» **Exercise directions**
What follows is a listing; give it again exactly, in its entirety.

» **Material for the task**
•••••
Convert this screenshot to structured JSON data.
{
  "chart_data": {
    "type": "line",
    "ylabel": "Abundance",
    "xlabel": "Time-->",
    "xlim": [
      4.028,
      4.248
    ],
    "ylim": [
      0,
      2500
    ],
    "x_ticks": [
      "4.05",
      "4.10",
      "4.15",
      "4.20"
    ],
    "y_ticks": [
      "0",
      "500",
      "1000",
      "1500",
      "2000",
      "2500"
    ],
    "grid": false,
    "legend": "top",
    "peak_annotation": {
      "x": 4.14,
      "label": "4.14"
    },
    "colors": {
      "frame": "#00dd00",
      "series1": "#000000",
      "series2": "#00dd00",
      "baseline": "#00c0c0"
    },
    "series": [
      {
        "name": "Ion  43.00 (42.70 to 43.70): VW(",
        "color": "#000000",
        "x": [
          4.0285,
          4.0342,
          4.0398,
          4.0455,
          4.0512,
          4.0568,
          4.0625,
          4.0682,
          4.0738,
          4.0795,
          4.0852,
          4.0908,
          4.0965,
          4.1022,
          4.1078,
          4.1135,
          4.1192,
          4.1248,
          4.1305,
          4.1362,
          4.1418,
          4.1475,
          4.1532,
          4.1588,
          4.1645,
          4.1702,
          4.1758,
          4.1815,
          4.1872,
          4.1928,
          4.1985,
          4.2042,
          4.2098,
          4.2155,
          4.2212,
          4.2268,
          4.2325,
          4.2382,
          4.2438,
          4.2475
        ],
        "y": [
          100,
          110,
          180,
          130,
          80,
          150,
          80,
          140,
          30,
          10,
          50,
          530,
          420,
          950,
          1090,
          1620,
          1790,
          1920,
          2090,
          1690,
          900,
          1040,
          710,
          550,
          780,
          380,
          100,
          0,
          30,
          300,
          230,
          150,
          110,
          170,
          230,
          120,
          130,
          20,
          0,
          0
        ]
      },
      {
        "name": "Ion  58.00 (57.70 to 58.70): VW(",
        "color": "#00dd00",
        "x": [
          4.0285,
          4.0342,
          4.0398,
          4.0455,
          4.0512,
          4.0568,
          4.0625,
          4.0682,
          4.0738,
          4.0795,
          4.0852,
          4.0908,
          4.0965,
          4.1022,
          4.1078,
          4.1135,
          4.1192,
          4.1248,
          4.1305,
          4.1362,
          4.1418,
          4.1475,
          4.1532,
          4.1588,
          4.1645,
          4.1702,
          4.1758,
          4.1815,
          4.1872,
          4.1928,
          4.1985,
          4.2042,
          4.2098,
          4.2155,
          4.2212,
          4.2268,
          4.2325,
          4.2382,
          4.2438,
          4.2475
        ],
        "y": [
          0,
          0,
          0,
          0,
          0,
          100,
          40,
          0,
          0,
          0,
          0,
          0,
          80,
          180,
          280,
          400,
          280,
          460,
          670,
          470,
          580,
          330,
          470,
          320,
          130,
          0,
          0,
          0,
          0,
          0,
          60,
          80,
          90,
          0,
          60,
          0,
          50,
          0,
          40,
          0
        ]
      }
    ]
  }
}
•••••
» **Full solution**
Convert this screenshot to structured JSON data.
{
  "chart_data": {
    "type": "line",
    "ylabel": "Abundance",
    "xlabel": "Time-->",
    "xlim": [
      4.028,
      4.248
    ],
    "ylim": [
      0,
      2500
    ],
    "x_ticks": [
      "4.05",
      "4.10",
      "4.15",
      "4.20"
    ],
    "y_ticks": [
      "0",
      "500",
      "1000",
      "1500",
      "2000",
      "2500"
    ],
    "grid": false,
    "legend": "top",
    "peak_annotation": {
      "x": 4.14,
      "label": "4.14"
    },
    "colors": {
      "frame": "#00dd00",
      "series1": "#000000",
      "series2": "#00dd00",
      "baseline": "#00c0c0"
    },
    "series": [
      {
        "name": "Ion  43.00 (42.70 to 43.70): VW(",
        "color": "#000000",
        "x": [
          4.0285,
          4.0342,
          4.0398,
          4.0455,
          4.0512,
          4.0568,
          4.0625,
          4.0682,
          4.0738,
          4.0795,
          4.0852,
          4.0908,
          4.0965,
          4.1022,
          4.1078,
          4.1135,
          4.1192,
          4.1248,
          4.1305,
          4.1362,
          4.1418,
          4.1475,
          4.1532,
          4.1588,
          4.1645,
          4.1702,
          4.1758,
          4.1815,
          4.1872,
          4.1928,
          4.1985,
          4.2042,
          4.2098,
          4.2155,
          4.2212,
          4.2268,
          4.2325,
          4.2382,
          4.2438,
          4.2475
        ],
        "y": [
          100,
          110,
          180,
          130,
          80,
          150,
          80,
          140,
          30,
          10,
          50,
          530,
          420,
          950,
          1090,
          1620,
          1790,
          1920,
          2090,
          1690,
          900,
          1040,
          710,
          550,
          780,
          380,
          100,
          0,
          30,
          300,
          230,
          150,
          110,
          170,
          230,
          120,
          130,
          20,
          0,
          0
        ]
      },
      {
        "name": "Ion  58.00 (57.70 to 58.70): VW(",
        "color": "#00dd00",
        "x": [
          4.0285,
          4.0342,
          4.0398,
          4.0455,
          4.0512,
          4.0568,
          4.0625,
          4.0682,
          4.0738,
          4.0795,
          4.0852,
          4.0908,
          4.0965,
          4.1022,
          4.1078,
          4.1135,
          4.1192,
          4.1248,
          4.1305,
          4.1362,
          4.1418,
          4.1475,
          4.1532,
          4.1588,
          4.1645,
          4.1702,
          4.1758,
          4.1815,
          4.1872,
          4.1928,
          4.1985,
          4.2042,
          4.2098,
          4.2155,
          4.2212,
          4.2268,
          4.2325,
          4.2382,
          4.2438,
          4.2475
        ],
        "y": [
          0,
          0,
          0,
          0,
          0,
          100,
          40,
          0,
          0,
          0,
          0,
          0,
          80,
          180,
          280,
          400,
          280,
          460,
          670,
          470,
          580,
          330,
          470,
          320,
          130,
          0,
          0,
          0,
          0,
          0,
          60,
          80,
          90,
          0,
          60,
          0,
          50,
          0,
          40,
          0
        ]
      }
    ]
  }
}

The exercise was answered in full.